### DATA SUPPLIED
==============================
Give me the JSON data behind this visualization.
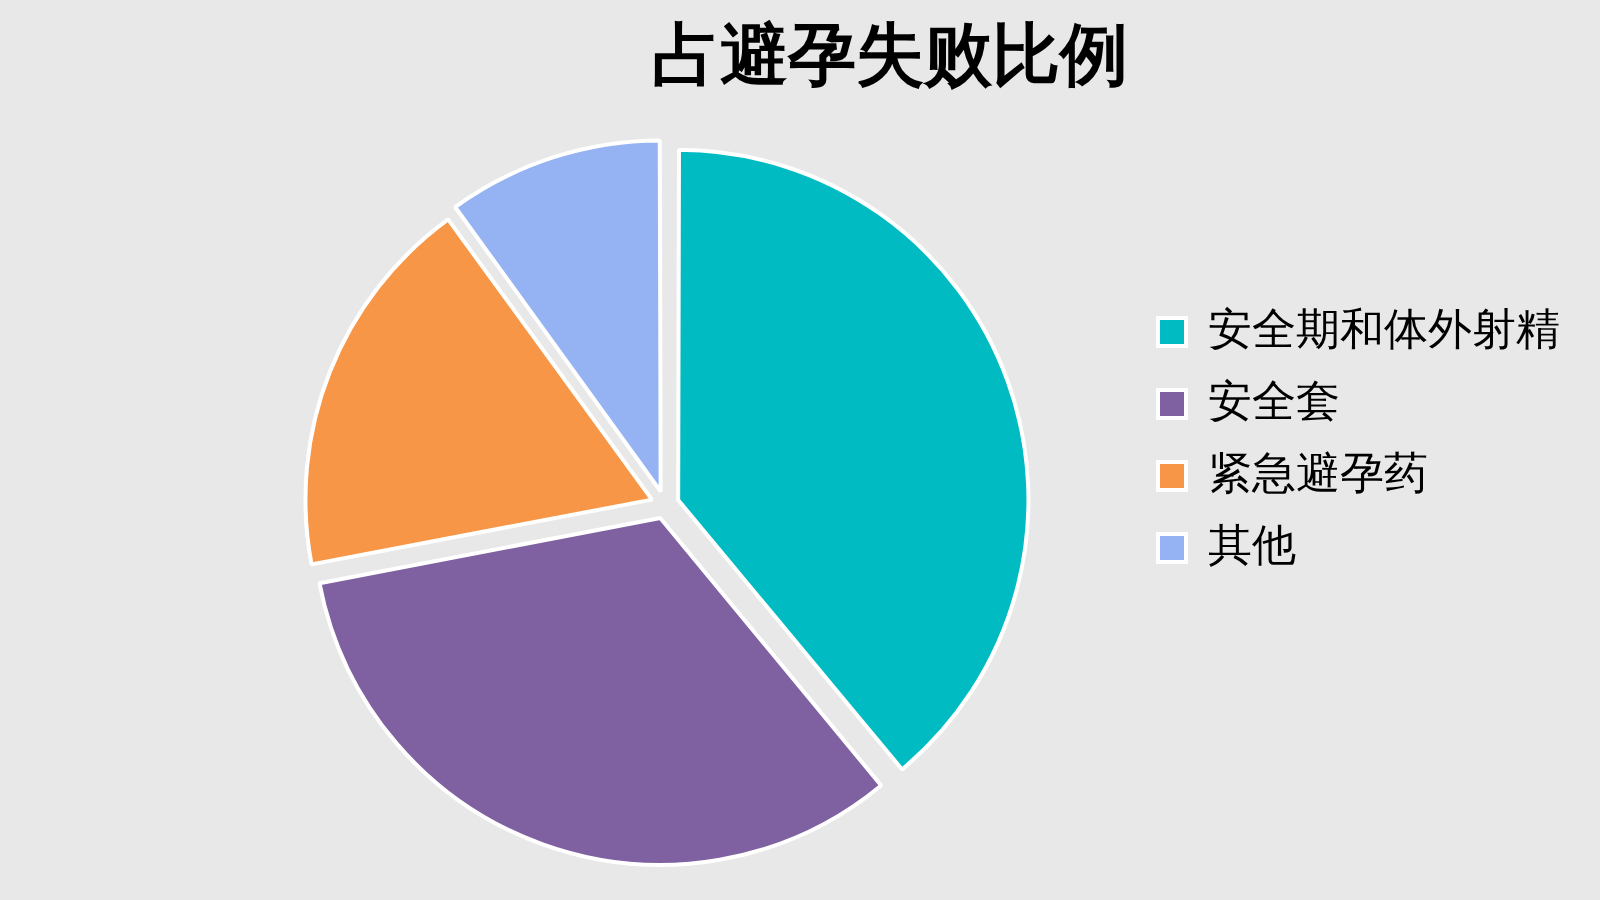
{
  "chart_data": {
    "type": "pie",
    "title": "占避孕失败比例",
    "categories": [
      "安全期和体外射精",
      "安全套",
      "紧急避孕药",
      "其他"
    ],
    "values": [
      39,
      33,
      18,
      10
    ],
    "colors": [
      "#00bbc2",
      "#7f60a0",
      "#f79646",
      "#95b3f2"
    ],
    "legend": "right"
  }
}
==============================
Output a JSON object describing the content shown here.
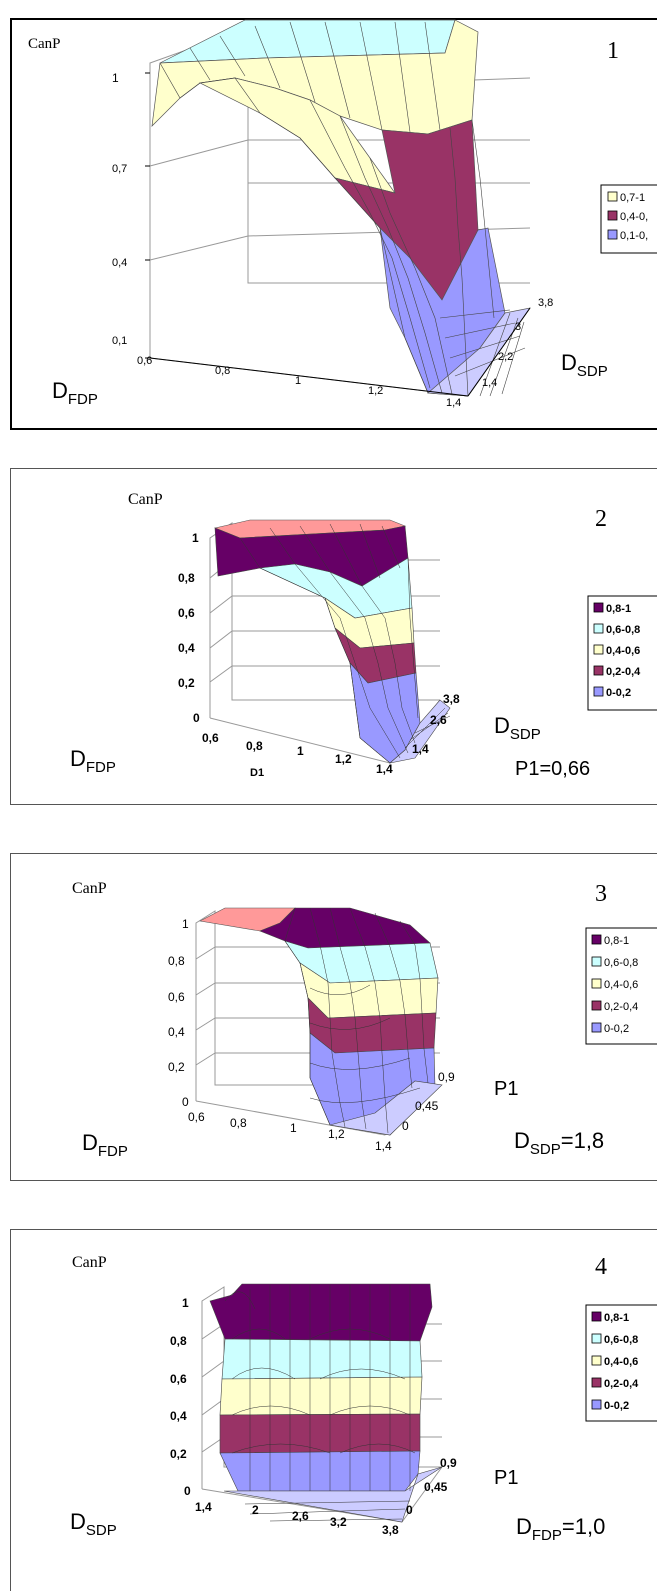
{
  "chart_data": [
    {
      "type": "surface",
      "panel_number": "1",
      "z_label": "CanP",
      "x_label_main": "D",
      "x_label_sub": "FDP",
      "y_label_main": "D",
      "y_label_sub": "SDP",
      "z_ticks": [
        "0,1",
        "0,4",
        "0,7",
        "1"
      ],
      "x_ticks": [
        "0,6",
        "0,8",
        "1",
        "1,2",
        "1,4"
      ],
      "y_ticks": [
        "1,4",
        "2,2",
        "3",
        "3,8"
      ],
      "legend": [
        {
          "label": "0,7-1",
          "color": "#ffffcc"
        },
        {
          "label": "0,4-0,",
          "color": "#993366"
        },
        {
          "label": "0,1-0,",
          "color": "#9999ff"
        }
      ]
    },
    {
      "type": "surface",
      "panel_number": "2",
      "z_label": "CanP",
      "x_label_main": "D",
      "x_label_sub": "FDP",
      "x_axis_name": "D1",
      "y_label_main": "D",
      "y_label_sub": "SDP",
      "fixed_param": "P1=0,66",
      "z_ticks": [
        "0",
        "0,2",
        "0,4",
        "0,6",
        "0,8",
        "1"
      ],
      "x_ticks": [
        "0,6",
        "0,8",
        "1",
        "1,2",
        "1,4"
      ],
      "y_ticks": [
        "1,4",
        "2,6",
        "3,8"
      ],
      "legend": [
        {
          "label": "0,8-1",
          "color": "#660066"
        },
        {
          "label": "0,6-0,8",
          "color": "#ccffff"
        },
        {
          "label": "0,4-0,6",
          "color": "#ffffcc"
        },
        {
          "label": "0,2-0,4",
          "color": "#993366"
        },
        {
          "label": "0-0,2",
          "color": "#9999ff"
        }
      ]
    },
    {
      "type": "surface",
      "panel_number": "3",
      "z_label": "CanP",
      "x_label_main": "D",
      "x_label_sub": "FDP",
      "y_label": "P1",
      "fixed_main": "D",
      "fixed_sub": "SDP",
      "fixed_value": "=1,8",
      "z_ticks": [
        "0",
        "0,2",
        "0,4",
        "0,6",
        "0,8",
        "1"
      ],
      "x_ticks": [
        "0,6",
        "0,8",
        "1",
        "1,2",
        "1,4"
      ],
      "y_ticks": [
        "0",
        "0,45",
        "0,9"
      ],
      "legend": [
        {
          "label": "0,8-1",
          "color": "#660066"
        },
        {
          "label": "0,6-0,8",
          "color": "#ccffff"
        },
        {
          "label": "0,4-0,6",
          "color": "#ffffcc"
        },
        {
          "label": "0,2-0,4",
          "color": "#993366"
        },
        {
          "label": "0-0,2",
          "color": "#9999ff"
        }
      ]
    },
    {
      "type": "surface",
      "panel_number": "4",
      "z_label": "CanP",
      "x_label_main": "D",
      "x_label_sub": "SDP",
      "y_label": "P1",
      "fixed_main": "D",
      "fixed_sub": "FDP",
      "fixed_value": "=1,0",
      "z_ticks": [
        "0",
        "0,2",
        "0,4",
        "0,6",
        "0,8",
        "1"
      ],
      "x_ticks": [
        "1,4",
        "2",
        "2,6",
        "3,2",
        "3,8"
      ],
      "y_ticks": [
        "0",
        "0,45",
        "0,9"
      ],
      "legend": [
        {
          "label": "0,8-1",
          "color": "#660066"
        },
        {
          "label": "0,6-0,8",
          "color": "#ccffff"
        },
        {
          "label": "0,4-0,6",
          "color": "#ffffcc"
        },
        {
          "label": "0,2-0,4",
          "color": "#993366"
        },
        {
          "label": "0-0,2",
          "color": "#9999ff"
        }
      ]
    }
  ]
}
==============================
### INSTRUCTIONS TO FOLLOW
Gather each line holding the string "JSON".

### REPLY TO THE TASK
Give me the JSON data behind this visualization.
Output a JSON object describing the content shown here.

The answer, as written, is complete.